:: Recorded data ::

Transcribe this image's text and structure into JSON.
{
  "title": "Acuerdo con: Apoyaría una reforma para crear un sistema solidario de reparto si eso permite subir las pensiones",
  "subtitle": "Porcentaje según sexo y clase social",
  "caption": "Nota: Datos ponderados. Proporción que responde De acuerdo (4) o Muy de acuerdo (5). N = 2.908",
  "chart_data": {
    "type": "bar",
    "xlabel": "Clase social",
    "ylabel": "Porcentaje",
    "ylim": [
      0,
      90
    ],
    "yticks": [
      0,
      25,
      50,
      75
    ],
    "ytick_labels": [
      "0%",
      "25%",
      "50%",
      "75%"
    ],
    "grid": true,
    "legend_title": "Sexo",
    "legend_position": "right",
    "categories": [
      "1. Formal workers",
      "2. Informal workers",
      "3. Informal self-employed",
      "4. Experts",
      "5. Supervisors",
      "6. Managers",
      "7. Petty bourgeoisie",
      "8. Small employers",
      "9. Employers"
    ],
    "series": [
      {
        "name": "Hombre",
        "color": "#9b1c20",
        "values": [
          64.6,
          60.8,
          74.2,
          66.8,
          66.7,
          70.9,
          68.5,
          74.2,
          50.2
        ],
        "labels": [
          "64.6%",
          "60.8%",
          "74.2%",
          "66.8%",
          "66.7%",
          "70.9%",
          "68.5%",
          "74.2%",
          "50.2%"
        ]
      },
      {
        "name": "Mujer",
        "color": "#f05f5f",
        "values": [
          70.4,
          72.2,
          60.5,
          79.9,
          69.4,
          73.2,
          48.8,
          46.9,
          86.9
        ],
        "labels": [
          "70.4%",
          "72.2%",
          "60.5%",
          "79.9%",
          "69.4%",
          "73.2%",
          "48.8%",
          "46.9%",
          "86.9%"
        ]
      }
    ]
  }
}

:::
:: Recorded data ::

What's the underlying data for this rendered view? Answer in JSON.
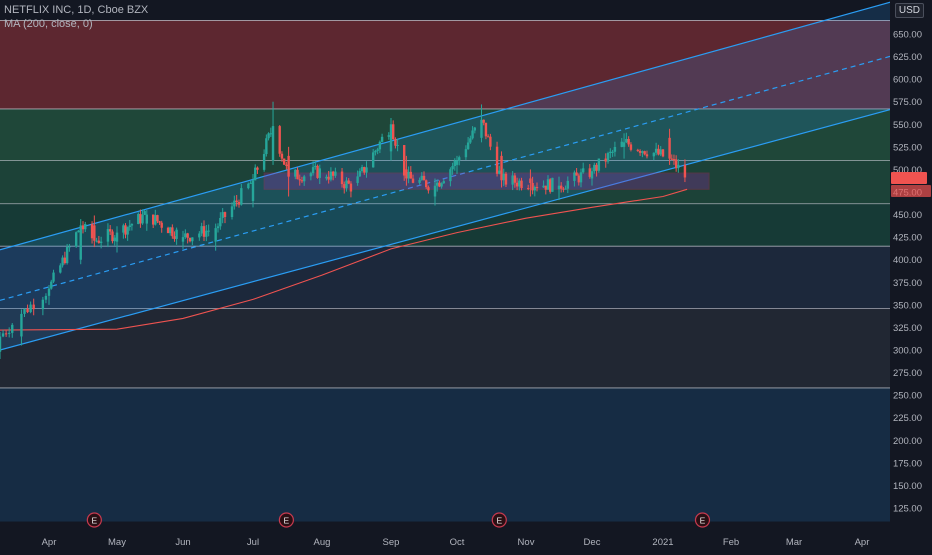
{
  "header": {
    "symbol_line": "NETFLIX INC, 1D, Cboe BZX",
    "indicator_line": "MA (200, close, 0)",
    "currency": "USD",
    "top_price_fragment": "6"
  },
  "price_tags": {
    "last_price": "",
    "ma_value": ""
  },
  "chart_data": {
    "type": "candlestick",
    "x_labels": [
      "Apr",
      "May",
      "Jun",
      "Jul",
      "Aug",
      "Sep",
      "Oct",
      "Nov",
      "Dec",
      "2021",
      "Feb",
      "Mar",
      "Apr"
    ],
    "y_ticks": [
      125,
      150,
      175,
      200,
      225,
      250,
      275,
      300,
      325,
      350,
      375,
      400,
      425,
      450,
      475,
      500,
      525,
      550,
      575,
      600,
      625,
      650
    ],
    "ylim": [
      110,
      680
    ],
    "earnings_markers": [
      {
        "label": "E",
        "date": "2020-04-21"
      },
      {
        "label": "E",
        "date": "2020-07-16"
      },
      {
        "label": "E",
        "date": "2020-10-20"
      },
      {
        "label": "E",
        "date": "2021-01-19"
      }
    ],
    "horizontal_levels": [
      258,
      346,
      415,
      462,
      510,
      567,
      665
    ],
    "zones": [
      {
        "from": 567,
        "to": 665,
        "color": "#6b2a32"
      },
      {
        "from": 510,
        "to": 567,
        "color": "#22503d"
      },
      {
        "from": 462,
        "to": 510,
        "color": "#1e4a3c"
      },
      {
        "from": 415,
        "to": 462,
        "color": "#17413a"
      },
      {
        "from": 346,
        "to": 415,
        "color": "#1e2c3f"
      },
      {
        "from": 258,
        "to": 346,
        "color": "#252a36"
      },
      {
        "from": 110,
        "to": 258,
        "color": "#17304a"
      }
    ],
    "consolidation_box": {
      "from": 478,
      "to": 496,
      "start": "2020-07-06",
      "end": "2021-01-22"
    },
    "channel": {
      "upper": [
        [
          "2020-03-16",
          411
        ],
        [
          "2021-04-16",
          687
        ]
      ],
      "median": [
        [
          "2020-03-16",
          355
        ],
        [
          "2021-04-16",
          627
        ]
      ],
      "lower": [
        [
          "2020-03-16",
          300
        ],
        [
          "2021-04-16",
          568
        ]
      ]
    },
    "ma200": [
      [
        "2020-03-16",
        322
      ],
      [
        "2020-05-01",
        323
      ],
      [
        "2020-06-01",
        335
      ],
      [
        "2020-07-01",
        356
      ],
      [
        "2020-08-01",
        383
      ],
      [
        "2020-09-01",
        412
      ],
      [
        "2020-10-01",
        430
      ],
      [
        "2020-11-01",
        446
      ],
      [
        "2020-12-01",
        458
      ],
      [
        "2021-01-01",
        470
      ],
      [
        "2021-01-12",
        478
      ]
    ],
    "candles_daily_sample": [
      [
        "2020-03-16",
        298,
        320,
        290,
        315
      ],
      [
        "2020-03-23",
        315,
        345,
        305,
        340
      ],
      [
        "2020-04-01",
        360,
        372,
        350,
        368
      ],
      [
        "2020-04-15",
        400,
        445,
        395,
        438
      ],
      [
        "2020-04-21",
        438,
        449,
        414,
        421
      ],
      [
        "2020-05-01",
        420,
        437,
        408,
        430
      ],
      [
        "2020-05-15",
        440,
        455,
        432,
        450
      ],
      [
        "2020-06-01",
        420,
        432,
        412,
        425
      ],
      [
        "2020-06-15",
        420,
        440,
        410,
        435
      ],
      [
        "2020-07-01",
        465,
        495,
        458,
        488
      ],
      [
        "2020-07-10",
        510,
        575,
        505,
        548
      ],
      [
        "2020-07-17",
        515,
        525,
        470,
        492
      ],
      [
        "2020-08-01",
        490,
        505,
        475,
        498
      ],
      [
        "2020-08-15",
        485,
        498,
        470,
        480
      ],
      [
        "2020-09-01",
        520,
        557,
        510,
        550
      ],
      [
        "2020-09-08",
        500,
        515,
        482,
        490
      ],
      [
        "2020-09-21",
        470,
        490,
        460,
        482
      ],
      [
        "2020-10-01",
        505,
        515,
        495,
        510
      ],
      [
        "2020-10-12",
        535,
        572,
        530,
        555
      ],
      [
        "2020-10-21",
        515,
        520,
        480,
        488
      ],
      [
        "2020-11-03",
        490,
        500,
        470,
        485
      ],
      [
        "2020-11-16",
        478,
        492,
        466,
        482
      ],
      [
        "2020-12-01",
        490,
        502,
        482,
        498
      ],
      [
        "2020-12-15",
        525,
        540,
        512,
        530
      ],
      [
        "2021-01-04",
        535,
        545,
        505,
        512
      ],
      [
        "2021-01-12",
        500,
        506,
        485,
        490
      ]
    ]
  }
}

:::

### Do this
Lines that hold "social" are the ones to copy; find all of them.

### Complete output
  "subtitle": "Porcentaje según sexo y clase social",
    "xlabel": "Clase social",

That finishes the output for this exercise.